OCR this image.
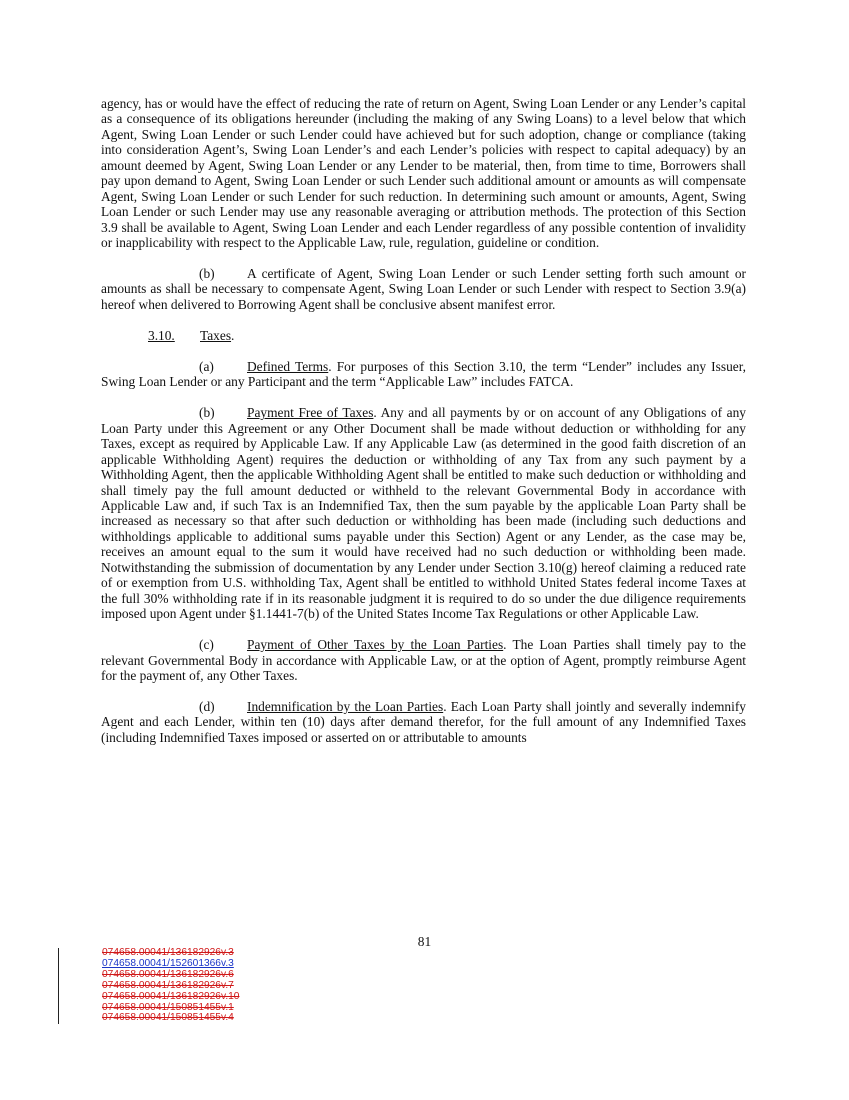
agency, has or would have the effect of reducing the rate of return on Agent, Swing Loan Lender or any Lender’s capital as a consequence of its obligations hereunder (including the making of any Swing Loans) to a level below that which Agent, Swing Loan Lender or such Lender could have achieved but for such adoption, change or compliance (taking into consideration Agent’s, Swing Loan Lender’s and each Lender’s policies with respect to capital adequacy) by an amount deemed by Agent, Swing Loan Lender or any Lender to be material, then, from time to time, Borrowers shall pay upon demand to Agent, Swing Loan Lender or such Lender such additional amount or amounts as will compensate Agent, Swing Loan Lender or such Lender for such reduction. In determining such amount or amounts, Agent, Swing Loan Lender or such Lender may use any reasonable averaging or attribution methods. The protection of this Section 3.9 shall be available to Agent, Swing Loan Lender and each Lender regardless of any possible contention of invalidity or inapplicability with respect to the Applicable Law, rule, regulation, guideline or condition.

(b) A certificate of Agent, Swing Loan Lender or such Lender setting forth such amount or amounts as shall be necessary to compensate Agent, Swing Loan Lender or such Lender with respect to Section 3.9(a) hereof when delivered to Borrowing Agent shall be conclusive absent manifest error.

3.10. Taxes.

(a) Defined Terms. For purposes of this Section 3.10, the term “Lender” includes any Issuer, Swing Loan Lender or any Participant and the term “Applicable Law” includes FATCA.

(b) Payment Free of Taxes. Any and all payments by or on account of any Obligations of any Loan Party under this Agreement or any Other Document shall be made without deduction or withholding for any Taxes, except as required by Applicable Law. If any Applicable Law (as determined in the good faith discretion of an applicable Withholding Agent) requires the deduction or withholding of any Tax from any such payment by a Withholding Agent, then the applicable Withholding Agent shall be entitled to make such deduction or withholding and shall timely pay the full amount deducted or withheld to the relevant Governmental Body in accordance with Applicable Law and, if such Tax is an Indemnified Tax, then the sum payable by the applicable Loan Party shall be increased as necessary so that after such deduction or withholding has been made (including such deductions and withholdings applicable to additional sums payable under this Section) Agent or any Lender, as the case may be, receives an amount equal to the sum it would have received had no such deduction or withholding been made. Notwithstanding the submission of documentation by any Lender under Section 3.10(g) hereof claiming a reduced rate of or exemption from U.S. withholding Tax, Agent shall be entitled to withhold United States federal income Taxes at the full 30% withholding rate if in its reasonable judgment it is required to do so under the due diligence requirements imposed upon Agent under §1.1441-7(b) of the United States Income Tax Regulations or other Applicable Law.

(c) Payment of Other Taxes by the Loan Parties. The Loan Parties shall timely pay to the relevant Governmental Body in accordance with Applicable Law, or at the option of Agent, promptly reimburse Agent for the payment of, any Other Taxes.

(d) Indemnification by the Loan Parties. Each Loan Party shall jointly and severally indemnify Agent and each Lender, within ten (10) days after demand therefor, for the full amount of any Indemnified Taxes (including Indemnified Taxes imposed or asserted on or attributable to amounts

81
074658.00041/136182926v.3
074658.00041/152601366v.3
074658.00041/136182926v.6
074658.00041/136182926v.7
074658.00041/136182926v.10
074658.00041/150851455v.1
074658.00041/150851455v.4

+---+

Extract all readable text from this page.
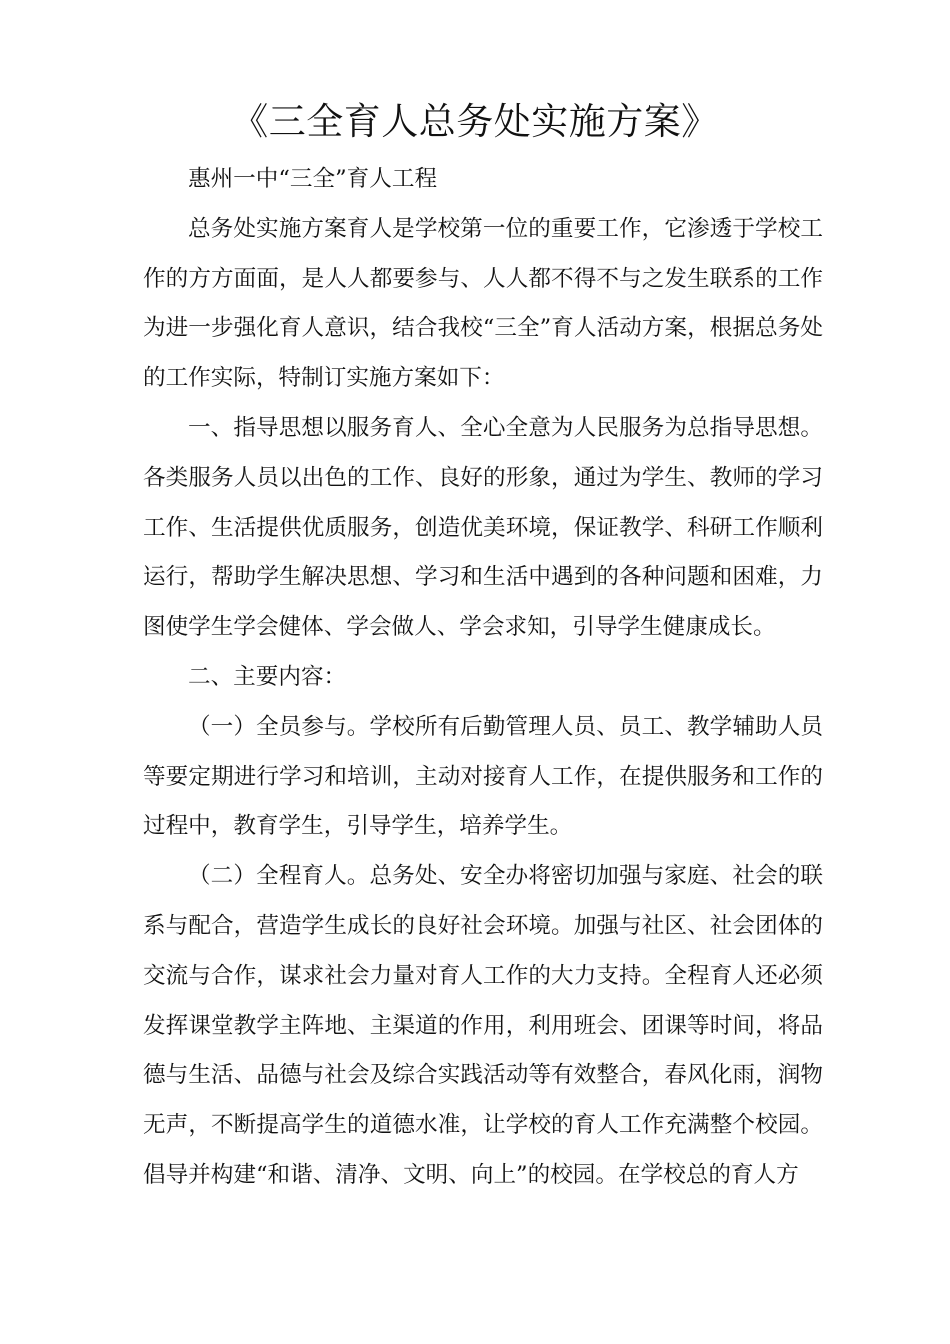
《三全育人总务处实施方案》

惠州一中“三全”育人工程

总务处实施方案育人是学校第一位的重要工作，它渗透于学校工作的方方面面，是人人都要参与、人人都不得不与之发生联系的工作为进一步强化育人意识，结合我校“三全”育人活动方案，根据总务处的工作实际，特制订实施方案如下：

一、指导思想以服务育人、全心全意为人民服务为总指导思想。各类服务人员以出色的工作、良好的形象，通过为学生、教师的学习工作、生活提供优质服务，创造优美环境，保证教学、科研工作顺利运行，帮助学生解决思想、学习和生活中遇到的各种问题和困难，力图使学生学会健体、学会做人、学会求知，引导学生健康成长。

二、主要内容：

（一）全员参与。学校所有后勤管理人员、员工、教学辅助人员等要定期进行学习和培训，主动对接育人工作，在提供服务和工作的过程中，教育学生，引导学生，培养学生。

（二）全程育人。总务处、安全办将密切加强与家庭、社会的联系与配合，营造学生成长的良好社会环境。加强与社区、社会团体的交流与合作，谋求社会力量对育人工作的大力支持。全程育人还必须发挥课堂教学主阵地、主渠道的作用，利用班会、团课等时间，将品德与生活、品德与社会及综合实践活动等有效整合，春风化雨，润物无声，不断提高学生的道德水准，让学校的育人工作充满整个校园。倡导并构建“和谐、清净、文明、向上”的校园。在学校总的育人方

+---+

▸ **WHAT YOU WILL DO**:
Examine the records and report how many lines contain the string "Parties". Only the number should be given.

▸ **RESPONSE FOR THIS EXERCISE**:
2